» Exercise brief:
All of the data must be printed exactly; please include every line.

» Exercise input:
......

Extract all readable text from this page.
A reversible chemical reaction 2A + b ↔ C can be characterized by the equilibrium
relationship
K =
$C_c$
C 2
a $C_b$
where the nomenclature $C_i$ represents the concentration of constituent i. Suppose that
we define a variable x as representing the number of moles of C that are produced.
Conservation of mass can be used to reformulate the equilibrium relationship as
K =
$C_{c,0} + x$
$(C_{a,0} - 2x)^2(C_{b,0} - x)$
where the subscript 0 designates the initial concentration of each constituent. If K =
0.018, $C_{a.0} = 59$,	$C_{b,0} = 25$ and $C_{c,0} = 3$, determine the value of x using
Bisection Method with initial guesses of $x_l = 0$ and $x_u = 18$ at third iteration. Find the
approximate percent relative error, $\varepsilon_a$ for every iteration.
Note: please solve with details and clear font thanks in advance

......

» Solution:
Extract all readable text from this page.
A reversible chemical reaction 2A + b ↔ C can be characterized by the equilibrium
relationship
K =
$C_c$
C 2
a $C_b$
where the nomenclature $C_i$ represents the concentration of constituent i. Suppose that
we define a variable x as representing the number of moles of C that are produced.
Conservation of mass can be used to reformulate the equilibrium relationship as
K =
$C_{c,0} + x$
$(C_{a,0} - 2x)^2(C_{b,0} - x)$
where the subscript 0 designates the initial concentration of each constituent. If K =
0.018, $C_{a.0} = 59$,	$C_{b,0} = 25$ and $C_{c,0} = 3$, determine the value of x using
Bisection Method with initial guesses of $x_l = 0$ and $x_u = 18$ at third iteration. Find the
approximate percent relative error, $\varepsilon_a$ for every iteration.
Note: please solve with details and clear font thanks in advance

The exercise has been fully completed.